Excerpt to read ▸
# # # # # # #
According to Ottawa Public Health, some chemicals found in vaping liquid, like vegetable glycerin and propylene glycol, are safe for use in products like cosmetics — but the long-term safety of inhaling these substances is unknown. Dow-Fleisner echoed that.
"We know that smoking cigarettes is like jumping out of a 10 storey building. We know vaping is like jumping out of that same building, but we don't know yet how high up people are," the expert said.
What's known, however, is that the nicotine in the vape can cause harm to the lungs, brain and body.
In teens, vaping nicotine can affect brain development, learning, memory, concentration and behaviour.
There are also short-term impacts, according to the U.S. Centre for Disease Control (CDC), including:
Mouth or throat irritation
Cough and shortness of breath
Nausea, vomiting and diarrhea
But long-term, vaping can worsen symptoms of depression and anxiety and lead to prolonged use or a transition to cigarettes.
"When we look at young people… We know those risks are even more detrimental because the brain is still developing, the lungs are still developing, there's pathways in the brain that can lead to addiction," explained Dow-Fleisner.
Vaping is 'highly unregulated'
The level of nicotine can widely vary in vape juices. Prior to July 2021 in Canada, vaping substance nicotine strengths ranged from zero to over 60 mg/ml of nicotine.
# # # # # # #
Information given ▸
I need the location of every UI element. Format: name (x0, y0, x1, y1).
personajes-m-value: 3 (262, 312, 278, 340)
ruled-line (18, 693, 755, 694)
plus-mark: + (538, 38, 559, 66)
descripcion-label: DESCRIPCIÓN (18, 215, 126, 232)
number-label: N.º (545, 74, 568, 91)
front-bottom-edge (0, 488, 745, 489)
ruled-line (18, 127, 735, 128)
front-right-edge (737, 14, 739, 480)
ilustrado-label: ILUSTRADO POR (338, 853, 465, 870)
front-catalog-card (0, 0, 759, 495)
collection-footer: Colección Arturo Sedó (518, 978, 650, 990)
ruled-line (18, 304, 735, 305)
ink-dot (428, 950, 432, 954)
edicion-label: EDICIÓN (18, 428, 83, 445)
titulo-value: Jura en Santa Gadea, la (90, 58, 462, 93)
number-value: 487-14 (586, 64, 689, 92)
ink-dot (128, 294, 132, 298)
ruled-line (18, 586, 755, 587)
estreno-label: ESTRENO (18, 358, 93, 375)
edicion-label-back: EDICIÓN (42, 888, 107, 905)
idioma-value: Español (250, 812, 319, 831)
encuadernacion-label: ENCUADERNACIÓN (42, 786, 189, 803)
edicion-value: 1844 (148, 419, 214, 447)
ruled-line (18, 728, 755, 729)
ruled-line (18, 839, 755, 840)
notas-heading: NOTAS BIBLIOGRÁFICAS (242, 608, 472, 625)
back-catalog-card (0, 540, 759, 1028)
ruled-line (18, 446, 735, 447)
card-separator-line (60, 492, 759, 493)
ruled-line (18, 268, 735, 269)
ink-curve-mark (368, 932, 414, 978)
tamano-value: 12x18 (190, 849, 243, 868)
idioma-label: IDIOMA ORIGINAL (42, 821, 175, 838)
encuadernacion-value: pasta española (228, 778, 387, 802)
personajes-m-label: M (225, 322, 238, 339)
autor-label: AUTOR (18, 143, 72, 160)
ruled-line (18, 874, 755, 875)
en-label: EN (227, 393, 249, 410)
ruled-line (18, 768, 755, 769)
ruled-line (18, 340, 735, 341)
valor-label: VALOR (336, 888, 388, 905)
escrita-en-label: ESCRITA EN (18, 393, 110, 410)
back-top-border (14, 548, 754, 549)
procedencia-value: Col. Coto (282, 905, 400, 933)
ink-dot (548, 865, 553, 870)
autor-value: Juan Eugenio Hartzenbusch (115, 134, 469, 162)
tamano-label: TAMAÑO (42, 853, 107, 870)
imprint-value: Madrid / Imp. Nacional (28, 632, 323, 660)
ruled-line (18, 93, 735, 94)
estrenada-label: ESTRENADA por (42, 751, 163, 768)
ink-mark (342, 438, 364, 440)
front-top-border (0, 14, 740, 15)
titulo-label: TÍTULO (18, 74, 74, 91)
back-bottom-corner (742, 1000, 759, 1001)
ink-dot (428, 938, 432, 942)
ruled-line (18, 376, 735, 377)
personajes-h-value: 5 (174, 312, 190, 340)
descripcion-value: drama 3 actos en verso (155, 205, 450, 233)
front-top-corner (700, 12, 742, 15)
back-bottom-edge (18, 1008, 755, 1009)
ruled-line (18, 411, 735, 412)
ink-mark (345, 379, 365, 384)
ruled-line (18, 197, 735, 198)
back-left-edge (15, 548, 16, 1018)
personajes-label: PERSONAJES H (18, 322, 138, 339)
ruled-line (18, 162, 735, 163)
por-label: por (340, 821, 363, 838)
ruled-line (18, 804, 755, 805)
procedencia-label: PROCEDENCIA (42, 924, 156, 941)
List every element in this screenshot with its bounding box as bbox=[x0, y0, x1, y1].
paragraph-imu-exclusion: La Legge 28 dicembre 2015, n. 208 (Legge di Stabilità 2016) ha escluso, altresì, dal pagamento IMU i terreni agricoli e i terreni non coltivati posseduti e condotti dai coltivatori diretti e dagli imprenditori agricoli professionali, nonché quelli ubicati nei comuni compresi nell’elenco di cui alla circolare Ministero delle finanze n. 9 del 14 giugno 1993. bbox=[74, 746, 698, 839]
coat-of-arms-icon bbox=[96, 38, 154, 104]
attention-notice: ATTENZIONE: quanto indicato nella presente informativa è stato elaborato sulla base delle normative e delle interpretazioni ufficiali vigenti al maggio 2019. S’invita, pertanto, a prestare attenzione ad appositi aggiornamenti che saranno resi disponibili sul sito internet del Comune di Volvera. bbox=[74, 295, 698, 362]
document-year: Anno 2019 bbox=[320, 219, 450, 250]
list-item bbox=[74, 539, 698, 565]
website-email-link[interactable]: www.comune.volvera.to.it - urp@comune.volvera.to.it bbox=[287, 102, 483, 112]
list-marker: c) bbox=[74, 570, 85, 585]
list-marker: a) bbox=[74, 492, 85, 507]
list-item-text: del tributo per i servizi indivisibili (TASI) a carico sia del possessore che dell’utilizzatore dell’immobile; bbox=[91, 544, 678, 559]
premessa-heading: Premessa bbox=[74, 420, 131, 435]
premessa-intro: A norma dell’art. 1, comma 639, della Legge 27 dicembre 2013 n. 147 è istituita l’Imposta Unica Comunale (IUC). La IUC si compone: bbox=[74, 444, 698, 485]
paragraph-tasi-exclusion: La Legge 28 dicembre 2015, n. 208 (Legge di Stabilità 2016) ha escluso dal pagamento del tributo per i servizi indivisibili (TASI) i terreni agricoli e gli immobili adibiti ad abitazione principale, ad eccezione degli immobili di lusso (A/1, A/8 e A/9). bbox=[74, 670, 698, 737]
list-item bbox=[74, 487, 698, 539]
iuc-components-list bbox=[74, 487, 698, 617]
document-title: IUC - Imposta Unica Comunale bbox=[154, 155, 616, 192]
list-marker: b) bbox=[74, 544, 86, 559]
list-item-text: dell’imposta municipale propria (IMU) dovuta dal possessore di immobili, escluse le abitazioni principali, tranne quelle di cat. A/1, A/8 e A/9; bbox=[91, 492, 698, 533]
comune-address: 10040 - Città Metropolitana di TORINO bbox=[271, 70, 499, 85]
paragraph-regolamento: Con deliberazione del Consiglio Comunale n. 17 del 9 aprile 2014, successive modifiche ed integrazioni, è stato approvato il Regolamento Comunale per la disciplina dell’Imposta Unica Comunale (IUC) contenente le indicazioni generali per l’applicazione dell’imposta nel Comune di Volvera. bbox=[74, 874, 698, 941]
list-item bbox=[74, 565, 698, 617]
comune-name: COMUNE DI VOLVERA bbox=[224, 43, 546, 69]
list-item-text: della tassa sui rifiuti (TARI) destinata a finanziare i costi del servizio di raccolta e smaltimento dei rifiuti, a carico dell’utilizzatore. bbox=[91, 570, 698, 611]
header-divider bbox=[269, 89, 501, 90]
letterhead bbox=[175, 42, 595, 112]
# # # # # # #
Exercise instructions ▸
1. According to the excerpt on vaping, what range of nicotine strengths did vaping substances have in Canada before July 2021?
2. Continue the excerpt on vaping and health, starting after its last sentence.
The records are not needed here.

List of answers ▸
1. They ranged from zero to over 60 mg/ml of nicotine.

2.
Since July 2021, the Nicotine Concentration in Vaping Products Regulations implemented a maximum concentration of 20 mg/mL for vaping products manufactured in, or imported into, Canada. Legal vaping substances now contain 0 to 20 mg/ml of nicotine.
But labels may be deceiving.
"Over the past few years, researchers have found that even vaping devices that were identified as having zero concentration of nicotine had nicotine in them," said Dow-Fleisner.
People are often vaping much more often than they realize they are.Sarah Dow-Fleisner
"Young people vape to fit in with friends… thinking it's a safe product," said Dow-Fleisner. "But it's so highly unregulated that they're now introducing themselves to nicotine, which then leads to high rates of addiction."
Nicotine isn't the only harmful part of vape juice.
"There's also a small number of additives in there that can hurt the stomach and you can only smoke so much before you get sick," said Dow-Fleisner.
"People are often vaping much more often than they realize they are," she added.
What needs to be done about vaping?
Dow-Fleisner said young Canadians are starting to acknowledge and recognize that vaping is harmful, as many are experiencing shortness of breath, costing them a lot of money.
She said there should be campaigns and ads raising awareness about the risks of vaping targeting young Canadians on social media platforms like Instagram and TikTok.
It's a stimulus that's not worth the risk.Sarah Dow-Fleisner
"We could do more," the expert added. "Commercials that promote vaping have been banned in Canada, so they aren't allowed to show them… But I would argue that we need to have something that is a bit more authentic to their experience."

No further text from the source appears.